# EXERCISE BRIEF:
Each record below should be output verbatim, without pictures.

Figure content listings:
◇ ◇ ◇ ◇ ◇

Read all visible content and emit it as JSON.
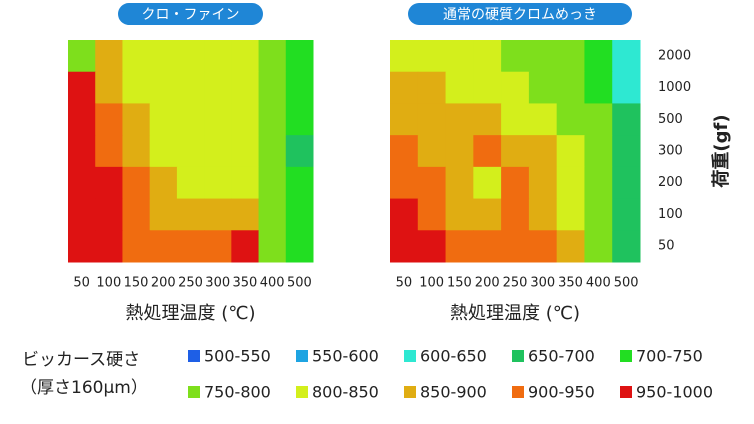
{
  "chart_data": [
    {
      "type": "heatmap",
      "title": "クロ・ファイン",
      "x_label": "熱処理温度 (℃)",
      "x": [
        "50",
        "100",
        "150",
        "200",
        "250",
        "300",
        "350",
        "400",
        "500"
      ],
      "z": [
        [
          760,
          870,
          830,
          830,
          830,
          830,
          820,
          760,
          720
        ],
        [
          970,
          880,
          830,
          830,
          830,
          830,
          820,
          760,
          700
        ],
        [
          970,
          920,
          870,
          830,
          810,
          830,
          820,
          760,
          700
        ],
        [
          970,
          930,
          880,
          830,
          830,
          830,
          810,
          760,
          680
        ],
        [
          970,
          960,
          900,
          860,
          830,
          830,
          840,
          770,
          710
        ],
        [
          980,
          960,
          920,
          880,
          880,
          870,
          860,
          780,
          730
        ],
        [
          980,
          960,
          940,
          930,
          920,
          910,
          960,
          790,
          740
        ]
      ]
    },
    {
      "type": "heatmap",
      "title": "通常の硬質クロムめっき",
      "x_label": "熱処理温度 (℃)",
      "y_label": "荷重(gf)",
      "x": [
        "50",
        "100",
        "150",
        "200",
        "250",
        "300",
        "350",
        "400",
        "500"
      ],
      "y": [
        "2000",
        "1000",
        "500",
        "300",
        "200",
        "100",
        "50"
      ],
      "z": [
        [
          830,
          830,
          830,
          800,
          780,
          780,
          760,
          740,
          640
        ],
        [
          870,
          860,
          830,
          830,
          810,
          790,
          770,
          740,
          640
        ],
        [
          870,
          880,
          870,
          860,
          830,
          830,
          790,
          750,
          650
        ],
        [
          920,
          880,
          870,
          910,
          880,
          850,
          800,
          760,
          660
        ],
        [
          930,
          920,
          870,
          820,
          900,
          870,
          820,
          760,
          660
        ],
        [
          970,
          940,
          880,
          870,
          910,
          880,
          840,
          770,
          670
        ],
        [
          970,
          950,
          920,
          910,
          930,
          900,
          860,
          780,
          680
        ]
      ]
    }
  ],
  "legend": {
    "title": "ビッカース硬さ",
    "subtitle": "（厚さ160μm）",
    "levels": [
      500,
      550,
      600,
      650,
      700,
      750,
      800,
      850,
      900,
      950,
      1000
    ],
    "items": [
      {
        "label": "500-550",
        "color": "#1e5fe6"
      },
      {
        "label": "550-600",
        "color": "#1ea4e2"
      },
      {
        "label": "600-650",
        "color": "#2ee8d2"
      },
      {
        "label": "650-700",
        "color": "#1fc25e"
      },
      {
        "label": "700-750",
        "color": "#22de22"
      },
      {
        "label": "750-800",
        "color": "#7edf1c"
      },
      {
        "label": "800-850",
        "color": "#d3ef1c"
      },
      {
        "label": "850-900",
        "color": "#e0ad12"
      },
      {
        "label": "900-950",
        "color": "#f06c10"
      },
      {
        "label": "950-1000",
        "color": "#de1212"
      }
    ]
  }
}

◇ ◇ ◇ ◇ ◇

# FINISHED ANSWER:
Read all visible content and emit it as JSON.
{
  "chart_data": [
    {
      "type": "heatmap",
      "title": "クロ・ファイン",
      "x_label": "熱処理温度 (℃)",
      "x": [
        "50",
        "100",
        "150",
        "200",
        "250",
        "300",
        "350",
        "400",
        "500"
      ],
      "z": [
        [
          760,
          870,
          830,
          830,
          830,
          830,
          820,
          760,
          720
        ],
        [
          970,
          880,
          830,
          830,
          830,
          830,
          820,
          760,
          700
        ],
        [
          970,
          920,
          870,
          830,
          810,
          830,
          820,
          760,
          700
        ],
        [
          970,
          930,
          880,
          830,
          830,
          830,
          810,
          760,
          680
        ],
        [
          970,
          960,
          900,
          860,
          830,
          830,
          840,
          770,
          710
        ],
        [
          980,
          960,
          920,
          880,
          880,
          870,
          860,
          780,
          730
        ],
        [
          980,
          960,
          940,
          930,
          920,
          910,
          960,
          790,
          740
        ]
      ]
    },
    {
      "type": "heatmap",
      "title": "通常の硬質クロムめっき",
      "x_label": "熱処理温度 (℃)",
      "y_label": "荷重(gf)",
      "x": [
        "50",
        "100",
        "150",
        "200",
        "250",
        "300",
        "350",
        "400",
        "500"
      ],
      "y": [
        "2000",
        "1000",
        "500",
        "300",
        "200",
        "100",
        "50"
      ],
      "z": [
        [
          830,
          830,
          830,
          800,
          780,
          780,
          760,
          740,
          640
        ],
        [
          870,
          860,
          830,
          830,
          810,
          790,
          770,
          740,
          640
        ],
        [
          870,
          880,
          870,
          860,
          830,
          830,
          790,
          750,
          650
        ],
        [
          920,
          880,
          870,
          910,
          880,
          850,
          800,
          760,
          660
        ],
        [
          930,
          920,
          870,
          820,
          900,
          870,
          820,
          760,
          660
        ],
        [
          970,
          940,
          880,
          870,
          910,
          880,
          840,
          770,
          670
        ],
        [
          970,
          950,
          920,
          910,
          930,
          900,
          860,
          780,
          680
        ]
      ]
    }
  ],
  "legend": {
    "title": "ビッカース硬さ",
    "subtitle": "（厚さ160μm）",
    "levels": [
      500,
      550,
      600,
      650,
      700,
      750,
      800,
      850,
      900,
      950,
      1000
    ],
    "items": [
      {
        "label": "500-550",
        "color": "#1e5fe6"
      },
      {
        "label": "550-600",
        "color": "#1ea4e2"
      },
      {
        "label": "600-650",
        "color": "#2ee8d2"
      },
      {
        "label": "650-700",
        "color": "#1fc25e"
      },
      {
        "label": "700-750",
        "color": "#22de22"
      },
      {
        "label": "750-800",
        "color": "#7edf1c"
      },
      {
        "label": "800-850",
        "color": "#d3ef1c"
      },
      {
        "label": "850-900",
        "color": "#e0ad12"
      },
      {
        "label": "900-950",
        "color": "#f06c10"
      },
      {
        "label": "950-1000",
        "color": "#de1212"
      }
    ]
  }
}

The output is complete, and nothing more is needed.